> Extract:
● ● ● ● ●

Manual definition of Feynman-Kac models

It is not particularly difficult to define manually your own FeynmanKac classes. Consider the following problem: we would like to approximate the probability that \(X_t \in [a,b]\) for all \(0\leq t < T\), where \((X_t)\) is a random walk: \(X_0\sim N(0,1)\), and

\[X_t | X_{t-1} = x_{t-1} \sim N(x_{t-1}, 1).\]

This probability, at time \(t\), equals \(L_t\), the normalising constant of the following Feynman-Kac sequence of distributions:

\begin{equation} \mathbb{Q}_t(dx_{0:t}) = \frac{1}{L_t} M_0(dx_0)\prod_{s=1}^t M_s(x_{s-1},dx_s) \prod_{s=0}^t G_s(x_{s-1}, x_s) \end{equation}

where:

  • \(M_0(dx_0)\) is the \(N(0,1)\) distribution;

  • \(M_s(x_{s-1},dx_s)\) is the \(N(x_{s-1}, 1)\) distribution;

  • \(G_s(x_{s-1}, x_s)= \mathbb{1}_{[0,\epsilon]}(x_s)\)

Let’s define the corresponding FeymanKac object:

[1]:
from matplotlib import pyplot as plt
import seaborn as sb
import numpy as np
from scipy import stats

import particles

class GaussianProb(particles.FeynmanKac):
    def __init__(self, a=0., b=1., T=10):
        self.a, self.b, self.T = a, b, T

    def M0(self, N):
        return stats.norm.rvs(size=N)

    def M(self, t, xp):
        return stats.norm.rvs(loc=xp, size=xp.shape)

    def logG(self, t, xp, x):
        return np.where((x < self.b) & (x > self.a), 0., -np.inf)

The class above defines:

  • the initial distribution, \(M_0(dx_0)\) and the kernels \(M_t(x_{t-1}, dx_t)\), through methods M0(self, N) and M(self, t, xp). In fact, these methods simulate \(N\) random variables from the corresponding distributions.

● ● ● ● ●

(Page layout parsing records)
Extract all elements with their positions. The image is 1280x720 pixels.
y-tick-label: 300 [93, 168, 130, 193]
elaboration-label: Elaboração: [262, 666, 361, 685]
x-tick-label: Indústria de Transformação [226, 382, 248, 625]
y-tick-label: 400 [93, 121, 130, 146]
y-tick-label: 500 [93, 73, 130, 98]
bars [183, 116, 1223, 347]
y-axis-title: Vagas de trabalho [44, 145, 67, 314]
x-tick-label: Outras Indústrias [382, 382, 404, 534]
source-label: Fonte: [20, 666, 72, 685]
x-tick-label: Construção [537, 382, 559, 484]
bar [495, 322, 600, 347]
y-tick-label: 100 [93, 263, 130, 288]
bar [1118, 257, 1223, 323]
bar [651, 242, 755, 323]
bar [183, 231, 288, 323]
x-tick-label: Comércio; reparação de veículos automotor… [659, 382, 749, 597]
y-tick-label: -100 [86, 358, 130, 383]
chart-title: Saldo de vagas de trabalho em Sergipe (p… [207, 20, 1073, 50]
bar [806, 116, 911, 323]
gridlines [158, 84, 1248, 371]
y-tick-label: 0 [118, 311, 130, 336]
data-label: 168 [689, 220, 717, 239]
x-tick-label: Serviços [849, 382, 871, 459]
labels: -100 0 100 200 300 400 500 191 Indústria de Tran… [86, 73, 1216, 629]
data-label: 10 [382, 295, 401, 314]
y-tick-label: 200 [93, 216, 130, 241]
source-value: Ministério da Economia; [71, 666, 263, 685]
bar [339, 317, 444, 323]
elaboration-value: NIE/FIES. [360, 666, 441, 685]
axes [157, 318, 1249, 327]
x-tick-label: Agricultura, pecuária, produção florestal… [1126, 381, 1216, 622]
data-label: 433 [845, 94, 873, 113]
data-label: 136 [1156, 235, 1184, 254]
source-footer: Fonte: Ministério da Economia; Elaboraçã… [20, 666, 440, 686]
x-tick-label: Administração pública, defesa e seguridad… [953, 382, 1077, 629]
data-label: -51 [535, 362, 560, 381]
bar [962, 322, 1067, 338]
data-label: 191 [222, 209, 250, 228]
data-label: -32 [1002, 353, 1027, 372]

● ● ● ● ●

> Work instruction: Rewrite the Feynman-Kac text starting at "import particles" and ending at "return stats.norm.rvs(size=N)", with "GaussianProb" renamed to "BoundedWalkProb".

> Exercise response:
import particles

class BoundedWalkProb(particles.FeynmanKac):
    def __init__(self, a=0., b=1., T=10):
        self.a, self.b, self.T = a, b, T

    def M0(self, N):
        return stats.norm.rvs(size=N)